:: TASK STATEMENT ::
Transcribe the lines of the records starting with the one that has "Read all visible content and emit it as JSON." in it and ending with the last, and transcribe nothing else.

:: AVAILABLE DATA ::
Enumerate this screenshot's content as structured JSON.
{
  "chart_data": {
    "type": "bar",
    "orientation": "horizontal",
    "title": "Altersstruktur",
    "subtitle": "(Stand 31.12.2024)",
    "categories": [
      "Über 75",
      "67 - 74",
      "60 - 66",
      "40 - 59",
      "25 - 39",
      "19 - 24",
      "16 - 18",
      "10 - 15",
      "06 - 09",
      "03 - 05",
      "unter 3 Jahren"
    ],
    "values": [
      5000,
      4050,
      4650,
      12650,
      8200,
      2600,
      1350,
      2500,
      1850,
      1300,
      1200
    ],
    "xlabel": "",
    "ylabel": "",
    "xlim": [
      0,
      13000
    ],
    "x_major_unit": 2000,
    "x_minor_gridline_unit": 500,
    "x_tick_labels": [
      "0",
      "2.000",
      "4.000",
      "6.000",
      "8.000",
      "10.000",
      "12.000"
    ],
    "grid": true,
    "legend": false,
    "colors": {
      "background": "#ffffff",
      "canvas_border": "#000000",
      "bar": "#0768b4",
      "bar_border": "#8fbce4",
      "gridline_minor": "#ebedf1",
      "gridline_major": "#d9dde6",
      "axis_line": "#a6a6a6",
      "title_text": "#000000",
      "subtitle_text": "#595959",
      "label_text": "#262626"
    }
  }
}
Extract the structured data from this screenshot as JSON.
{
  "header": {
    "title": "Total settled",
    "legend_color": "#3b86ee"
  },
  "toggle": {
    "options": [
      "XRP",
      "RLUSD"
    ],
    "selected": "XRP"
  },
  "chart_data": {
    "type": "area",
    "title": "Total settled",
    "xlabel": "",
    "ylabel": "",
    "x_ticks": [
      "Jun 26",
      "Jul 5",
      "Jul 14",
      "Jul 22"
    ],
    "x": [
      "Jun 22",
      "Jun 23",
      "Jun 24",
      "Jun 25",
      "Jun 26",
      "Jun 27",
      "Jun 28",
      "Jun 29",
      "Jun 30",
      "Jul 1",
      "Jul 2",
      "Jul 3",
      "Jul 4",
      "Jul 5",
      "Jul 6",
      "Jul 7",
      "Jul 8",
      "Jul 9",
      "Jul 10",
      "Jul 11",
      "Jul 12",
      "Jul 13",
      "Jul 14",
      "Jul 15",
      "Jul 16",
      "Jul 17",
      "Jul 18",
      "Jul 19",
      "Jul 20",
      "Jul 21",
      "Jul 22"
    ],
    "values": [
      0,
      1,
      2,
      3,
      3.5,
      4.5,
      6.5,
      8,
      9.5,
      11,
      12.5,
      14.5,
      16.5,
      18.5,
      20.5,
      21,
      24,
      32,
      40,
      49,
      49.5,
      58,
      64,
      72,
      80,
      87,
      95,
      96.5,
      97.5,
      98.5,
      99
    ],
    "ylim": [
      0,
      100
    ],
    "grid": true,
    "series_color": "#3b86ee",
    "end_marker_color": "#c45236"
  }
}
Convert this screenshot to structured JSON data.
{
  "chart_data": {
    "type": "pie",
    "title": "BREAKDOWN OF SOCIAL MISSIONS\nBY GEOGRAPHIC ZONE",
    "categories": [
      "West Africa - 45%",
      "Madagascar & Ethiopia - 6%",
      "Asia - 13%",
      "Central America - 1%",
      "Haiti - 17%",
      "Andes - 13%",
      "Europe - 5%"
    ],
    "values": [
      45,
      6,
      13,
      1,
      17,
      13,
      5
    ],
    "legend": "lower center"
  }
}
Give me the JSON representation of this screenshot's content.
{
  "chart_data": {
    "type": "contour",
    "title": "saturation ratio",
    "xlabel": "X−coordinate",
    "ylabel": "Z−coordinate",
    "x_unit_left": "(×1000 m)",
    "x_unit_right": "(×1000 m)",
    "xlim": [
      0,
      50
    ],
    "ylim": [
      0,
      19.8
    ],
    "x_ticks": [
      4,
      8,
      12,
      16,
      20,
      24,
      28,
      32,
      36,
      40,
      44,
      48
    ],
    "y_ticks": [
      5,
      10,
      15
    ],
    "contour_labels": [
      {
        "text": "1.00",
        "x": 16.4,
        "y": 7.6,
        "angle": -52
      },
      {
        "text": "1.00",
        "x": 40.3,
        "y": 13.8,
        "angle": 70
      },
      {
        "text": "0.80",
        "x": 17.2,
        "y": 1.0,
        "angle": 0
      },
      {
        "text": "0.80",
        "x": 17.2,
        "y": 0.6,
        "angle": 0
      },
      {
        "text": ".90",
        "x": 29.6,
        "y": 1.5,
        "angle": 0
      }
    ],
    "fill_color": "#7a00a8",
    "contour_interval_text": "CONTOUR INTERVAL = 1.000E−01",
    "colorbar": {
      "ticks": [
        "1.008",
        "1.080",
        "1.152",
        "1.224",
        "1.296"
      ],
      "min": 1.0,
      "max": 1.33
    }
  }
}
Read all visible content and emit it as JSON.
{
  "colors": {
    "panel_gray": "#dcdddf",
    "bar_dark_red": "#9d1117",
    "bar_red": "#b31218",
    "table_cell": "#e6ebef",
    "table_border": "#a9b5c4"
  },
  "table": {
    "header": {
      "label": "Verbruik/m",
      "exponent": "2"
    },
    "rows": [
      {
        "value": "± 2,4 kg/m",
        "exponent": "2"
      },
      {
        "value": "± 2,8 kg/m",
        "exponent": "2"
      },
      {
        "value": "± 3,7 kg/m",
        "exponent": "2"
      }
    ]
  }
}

:: REPLY ::
Read all visible content and emit it as JSON.
{
  "colors": {
    "panel_gray": "#dcdddf",
    "bar_dark_red": "#9d1117",
    "bar_red": "#b31218",
    "table_cell": "#e6ebef",
    "table_border": "#a9b5c4"
  },
  "table": {
    "header": {
      "label": "Verbruik/m",
      "exponent": "2"
    },
    "rows": [
      {
        "value": "± 2,4 kg/m",
        "exponent": "2"
      },
      {
        "value": "± 2,8 kg/m",
        "exponent": "2"
      },
      {
        "value": "± 3,7 kg/m",
        "exponent": "2"
      }
    ]
  }
}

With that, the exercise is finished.